# Exercise prompt
Copy these entries word for word, leaving out the pictures.

↓

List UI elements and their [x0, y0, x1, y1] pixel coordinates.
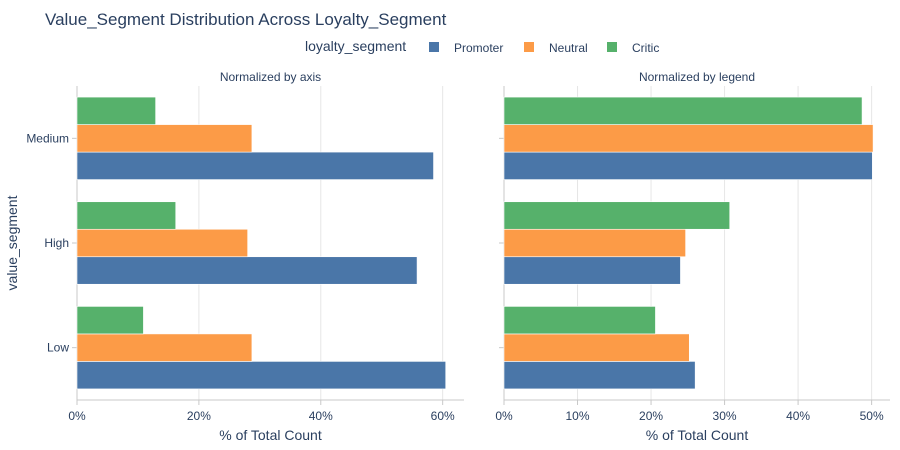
bar-neutral-low[interactable] [76, 333, 253, 362]
x-tick-label: 40% [309, 409, 333, 423]
legend-label-promoter[interactable]: Promoter [454, 41, 503, 55]
x-tick-label: 10% [566, 409, 590, 423]
x-tick-label: 0% [68, 409, 86, 423]
x-tick-label: 50% [860, 409, 884, 423]
y-axis-title: value_segment [4, 195, 20, 290]
panel-subtitle: Normalized by legend [639, 70, 755, 84]
panel-normalized-by-legend: Normalized by legend 0% 10% 20% 30% 40% 50% % o… [495, 70, 890, 443]
bar-promoter-medium[interactable] [503, 151, 873, 180]
bar-neutral-medium[interactable] [76, 124, 253, 153]
legend-label-critic[interactable]: Critic [632, 41, 659, 55]
bar-critic-medium[interactable] [503, 96, 863, 125]
y-tick-label-high: High [44, 236, 69, 250]
y-tick-label-low: Low [47, 341, 69, 355]
legend-swatch-promoter[interactable] [429, 42, 439, 52]
legend-label-neutral[interactable]: Neutral [549, 41, 588, 55]
bar-neutral-low[interactable] [503, 333, 690, 362]
panel-normalized-by-axis: Normalized by axis 0% 20% 40% 60% % of Total … [26, 70, 464, 443]
bar-critic-medium[interactable] [76, 96, 156, 125]
x-tick-label: 40% [786, 409, 810, 423]
bar-neutral-high[interactable] [503, 228, 686, 258]
legend-swatch-critic[interactable] [607, 42, 617, 52]
bar-promoter-low[interactable] [503, 361, 696, 390]
x-tick-label: 30% [713, 409, 737, 423]
bar-critic-low[interactable] [503, 306, 656, 335]
bar-neutral-high[interactable] [76, 228, 248, 258]
x-tick-label: 20% [639, 409, 663, 423]
x-axis-title: % of Total Count [219, 427, 322, 443]
chart-title: Value_Segment Distribution Across Loyalt… [45, 10, 447, 29]
bar-promoter-low[interactable] [76, 361, 447, 390]
bar-neutral-medium[interactable] [503, 124, 874, 153]
bar-promoter-medium[interactable] [76, 151, 434, 180]
legend[interactable]: loyalty_segment Promoter Neutral Critic [305, 38, 659, 55]
x-tick-label: 20% [187, 409, 211, 423]
x-tick-label: 0% [495, 409, 513, 423]
bar-critic-high[interactable] [76, 201, 177, 230]
legend-title: loyalty_segment [305, 38, 406, 54]
x-tick-label: 60% [431, 409, 455, 423]
panel-subtitle: Normalized by axis [220, 70, 321, 84]
x-axis-title: % of Total Count [646, 427, 749, 443]
bar-promoter-high[interactable] [76, 256, 418, 285]
y-tick-label-medium: Medium [26, 131, 69, 145]
bar-promoter-high[interactable] [503, 256, 681, 285]
bar-critic-high[interactable] [503, 201, 731, 230]
legend-swatch-neutral[interactable] [524, 42, 534, 52]
bar-critic-low[interactable] [76, 306, 144, 335]
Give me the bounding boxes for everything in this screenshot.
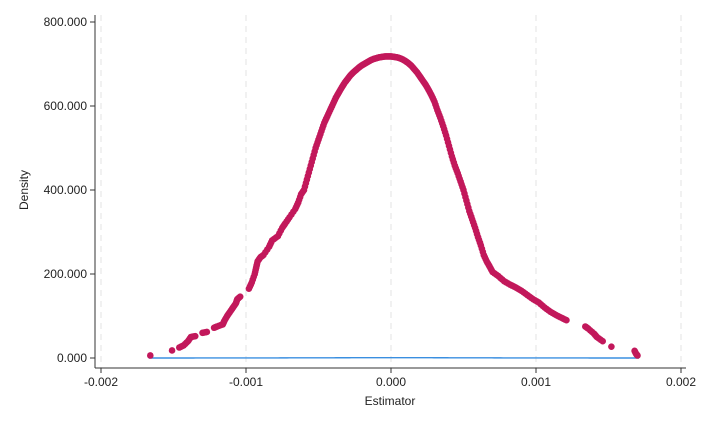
data-point <box>168 347 176 354</box>
y-axis-title: Density <box>17 170 31 210</box>
y-tick-label: 400.000 <box>44 183 88 197</box>
x-tick-label: 0.000 <box>376 375 406 389</box>
y-tick-label: 800.000 <box>44 15 88 29</box>
x-axis-title: Estimator <box>365 394 416 408</box>
y-tick-label: 0.000 <box>57 351 87 365</box>
data-point <box>203 328 211 336</box>
data-point <box>147 352 154 359</box>
data-point <box>599 337 606 345</box>
data-point <box>608 343 615 350</box>
y-tick-label: 600.000 <box>44 99 88 113</box>
y-axis-ticks: 0.000 200.000 400.000 600.000 800.000 <box>44 15 95 365</box>
x-tick-label: 0.001 <box>521 375 551 389</box>
data-point <box>191 332 199 340</box>
x-axis-ticks: -0.002 -0.001 0.000 0.001 0.002 <box>84 368 696 389</box>
data-point <box>236 293 244 300</box>
data-point <box>634 352 641 359</box>
data-point <box>563 316 570 324</box>
x-tick-label: -0.001 <box>229 375 263 389</box>
grid-lines <box>100 15 682 368</box>
y-tick-label: 200.000 <box>44 267 88 281</box>
kernel-density-points <box>147 53 641 359</box>
x-tick-label: -0.002 <box>84 375 118 389</box>
x-tick-label: 0.002 <box>666 375 696 389</box>
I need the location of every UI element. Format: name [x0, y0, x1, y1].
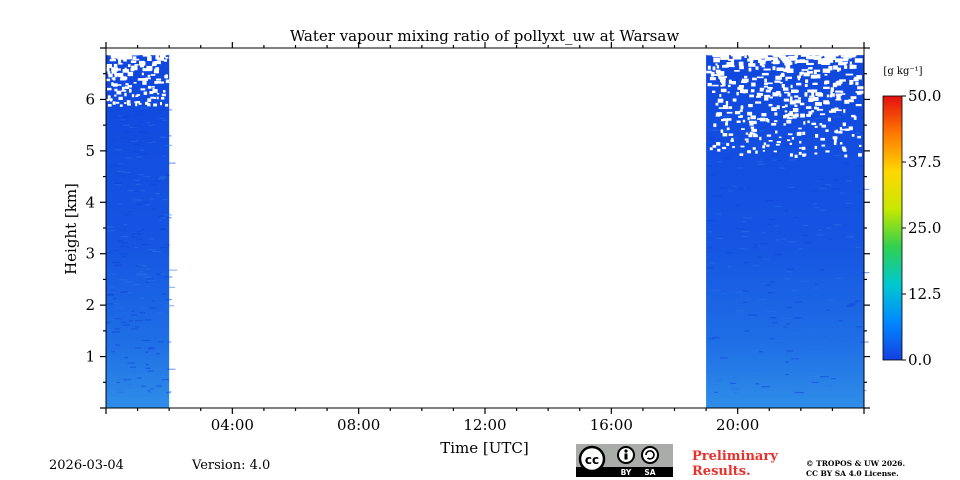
y-axis-label: Height [km]: [62, 183, 80, 275]
svg-text:cc: cc: [585, 453, 599, 467]
data-segment-2: [706, 48, 870, 409]
x-tick-label: 08:00: [337, 416, 380, 434]
cc-by-sa-icon: cc BY SA: [576, 444, 673, 477]
y-tick-label: 2: [85, 296, 95, 314]
colorbar-tick-label: 0.0: [908, 351, 932, 369]
license-sa-label: SA: [644, 468, 655, 477]
colorbar-tick-label: 25.0: [908, 219, 941, 237]
version-label: Version: 4.0: [192, 458, 271, 473]
preliminary-line-2: Results.: [692, 464, 751, 479]
colorbar-unit-label: [g kg⁻¹]: [883, 66, 922, 77]
y-tick-label: 5: [85, 142, 95, 160]
x-tick-label: 20:00: [716, 416, 759, 434]
colorbar: [g kg⁻¹] 0.0 12.5 25.0 37.5 50.0: [882, 66, 941, 369]
copyright-notice: © TROPOS & UW 2026. CC BY SA 4.0 License…: [806, 459, 905, 479]
copyright-line-2: CC BY SA 4.0 License.: [806, 469, 899, 478]
license-by-label: BY: [621, 468, 632, 477]
x-tick-label: 12:00: [463, 416, 506, 434]
y-tick-label: 1: [85, 348, 95, 366]
y-tick-label: 4: [85, 193, 95, 211]
colorbar-tick-label: 37.5: [908, 153, 941, 171]
date-label: 2026-03-04: [49, 458, 124, 473]
colorbar-tick-label: 12.5: [908, 285, 941, 303]
x-tick-label: 16:00: [590, 416, 633, 434]
chart-title: Water vapour mixing ratio of pollyxt_uw …: [290, 27, 680, 45]
x-axis-label: Time [UTC]: [440, 439, 529, 457]
colorbar-gradient: [882, 95, 903, 361]
data-segment-1: [106, 48, 178, 409]
copyright-line-1: © TROPOS & UW 2026.: [806, 459, 906, 468]
plot-area: 04:00 08:00 12:00 16:00 20:00 1 2 3 4 5 6: [85, 42, 870, 434]
preliminary-line-1: Preliminary: [692, 449, 778, 464]
y-tick-label: 3: [85, 245, 95, 263]
x-tick-label: 04:00: [211, 416, 254, 434]
colorbar-tick-label: 50.0: [908, 87, 941, 105]
preliminary-notice: Preliminary Results.: [692, 449, 778, 479]
y-tick-label: 6: [85, 90, 95, 108]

↑

# Exercise result
List UI elements and their [x0, y0, x1, y1] pixel coordinates.
bar-neutral-low[interactable] [76, 333, 253, 362]
x-tick-label: 40% [309, 409, 333, 423]
legend-label-promoter[interactable]: Promoter [454, 41, 503, 55]
x-tick-label: 10% [566, 409, 590, 423]
x-tick-label: 0% [68, 409, 86, 423]
x-tick-label: 50% [860, 409, 884, 423]
y-axis-title: value_segment [4, 195, 20, 290]
panel-subtitle: Normalized by legend [639, 70, 755, 84]
panel-normalized-by-legend: Normalized by legend 0% 10% 20% 30% 40% 50% % o… [495, 70, 890, 443]
bar-promoter-medium[interactable] [503, 151, 873, 180]
bar-neutral-medium[interactable] [76, 124, 253, 153]
legend-label-critic[interactable]: Critic [632, 41, 659, 55]
bar-critic-medium[interactable] [503, 96, 863, 125]
y-tick-label-high: High [44, 236, 69, 250]
y-tick-label-low: Low [47, 341, 69, 355]
legend-swatch-promoter[interactable] [429, 42, 439, 52]
legend-label-neutral[interactable]: Neutral [549, 41, 588, 55]
bar-neutral-low[interactable] [503, 333, 690, 362]
panel-normalized-by-axis: Normalized by axis 0% 20% 40% 60% % of Total … [26, 70, 464, 443]
bar-critic-medium[interactable] [76, 96, 156, 125]
x-tick-label: 40% [786, 409, 810, 423]
bar-neutral-high[interactable] [503, 228, 686, 258]
legend-swatch-critic[interactable] [607, 42, 617, 52]
bar-promoter-low[interactable] [503, 361, 696, 390]
x-tick-label: 30% [713, 409, 737, 423]
bar-critic-low[interactable] [503, 306, 656, 335]
bar-neutral-high[interactable] [76, 228, 248, 258]
x-tick-label: 20% [639, 409, 663, 423]
x-axis-title: % of Total Count [219, 427, 322, 443]
chart-title: Value_Segment Distribution Across Loyalt… [45, 10, 447, 29]
bar-promoter-low[interactable] [76, 361, 447, 390]
bar-neutral-medium[interactable] [503, 124, 874, 153]
bar-promoter-medium[interactable] [76, 151, 434, 180]
legend[interactable]: loyalty_segment Promoter Neutral Critic [305, 38, 659, 55]
x-tick-label: 20% [187, 409, 211, 423]
x-tick-label: 0% [495, 409, 513, 423]
bar-critic-high[interactable] [76, 201, 177, 230]
legend-title: loyalty_segment [305, 38, 406, 54]
x-tick-label: 60% [431, 409, 455, 423]
panel-subtitle: Normalized by axis [220, 70, 321, 84]
x-axis-title: % of Total Count [646, 427, 749, 443]
bar-promoter-high[interactable] [76, 256, 418, 285]
y-tick-label-medium: Medium [26, 131, 69, 145]
bar-promoter-high[interactable] [503, 256, 681, 285]
bar-critic-high[interactable] [503, 201, 731, 230]
legend-swatch-neutral[interactable] [524, 42, 534, 52]
bar-critic-low[interactable] [76, 306, 144, 335]
Give me the bounding boxes for everything in this screenshot.
data-point <box>168 347 176 354</box>
y-axis-title: Density <box>17 170 31 210</box>
y-tick-label: 400.000 <box>44 183 88 197</box>
x-tick-label: 0.000 <box>376 375 406 389</box>
y-tick-label: 800.000 <box>44 15 88 29</box>
x-axis-title: Estimator <box>365 394 416 408</box>
y-tick-label: 0.000 <box>57 351 87 365</box>
data-point <box>203 328 211 336</box>
data-point <box>147 352 154 359</box>
data-point <box>599 337 606 345</box>
data-point <box>608 343 615 350</box>
y-tick-label: 600.000 <box>44 99 88 113</box>
y-axis-ticks: 0.000 200.000 400.000 600.000 800.000 <box>44 15 95 365</box>
x-tick-label: 0.001 <box>521 375 551 389</box>
data-point <box>191 332 199 340</box>
x-axis-ticks: -0.002 -0.001 0.000 0.001 0.002 <box>84 368 696 389</box>
data-point <box>236 293 244 300</box>
data-point <box>634 352 641 359</box>
data-point <box>563 316 570 324</box>
x-tick-label: -0.001 <box>229 375 263 389</box>
grid-lines <box>100 15 682 368</box>
y-tick-label: 200.000 <box>44 267 88 281</box>
kernel-density-points <box>147 53 641 359</box>
x-tick-label: -0.002 <box>84 375 118 389</box>
x-tick-label: 0.002 <box>666 375 696 389</box>
I need the location of every UI element. Format: name [x0, y0, x1, y1].
y-axis-label: Height [km]: [62, 183, 80, 275]
svg-text:cc: cc: [585, 453, 599, 467]
data-segment-2: [706, 48, 870, 409]
x-tick-label: 08:00: [337, 416, 380, 434]
cc-by-sa-icon: cc BY SA: [576, 444, 673, 477]
y-tick-label: 2: [85, 296, 95, 314]
colorbar-tick-label: 0.0: [908, 351, 932, 369]
license-sa-label: SA: [644, 468, 655, 477]
colorbar-tick-label: 25.0: [908, 219, 941, 237]
version-label: Version: 4.0: [192, 458, 271, 473]
preliminary-line-2: Results.: [692, 464, 751, 479]
colorbar-unit-label: [g kg⁻¹]: [883, 66, 922, 77]
y-tick-label: 5: [85, 142, 95, 160]
x-tick-label: 20:00: [716, 416, 759, 434]
colorbar: [g kg⁻¹] 0.0 12.5 25.0 37.5 50.0: [882, 66, 941, 369]
copyright-notice: © TROPOS & UW 2026. CC BY SA 4.0 License…: [806, 459, 905, 479]
copyright-line-2: CC BY SA 4.0 License.: [806, 469, 899, 478]
license-by-label: BY: [621, 468, 632, 477]
x-tick-label: 12:00: [463, 416, 506, 434]
y-tick-label: 1: [85, 348, 95, 366]
y-tick-label: 4: [85, 193, 95, 211]
colorbar-tick-label: 37.5: [908, 153, 941, 171]
date-label: 2026-03-04: [49, 458, 124, 473]
colorbar-tick-label: 12.5: [908, 285, 941, 303]
x-tick-label: 16:00: [590, 416, 633, 434]
chart-title: Water vapour mixing ratio of pollyxt_uw …: [290, 27, 680, 45]
x-axis-label: Time [UTC]: [440, 439, 529, 457]
colorbar-gradient: [882, 95, 903, 361]
data-segment-1: [106, 48, 178, 409]
copyright-line-1: © TROPOS & UW 2026.: [806, 459, 906, 468]
plot-area: 04:00 08:00 12:00 16:00 20:00 1 2 3 4 5 6: [85, 42, 870, 434]
preliminary-line-1: Preliminary: [692, 449, 778, 464]
y-tick-label: 3: [85, 245, 95, 263]
x-tick-label: 04:00: [211, 416, 254, 434]
colorbar-tick-label: 50.0: [908, 87, 941, 105]
preliminary-notice: Preliminary Results.: [692, 449, 778, 479]
y-tick-label: 6: [85, 90, 95, 108]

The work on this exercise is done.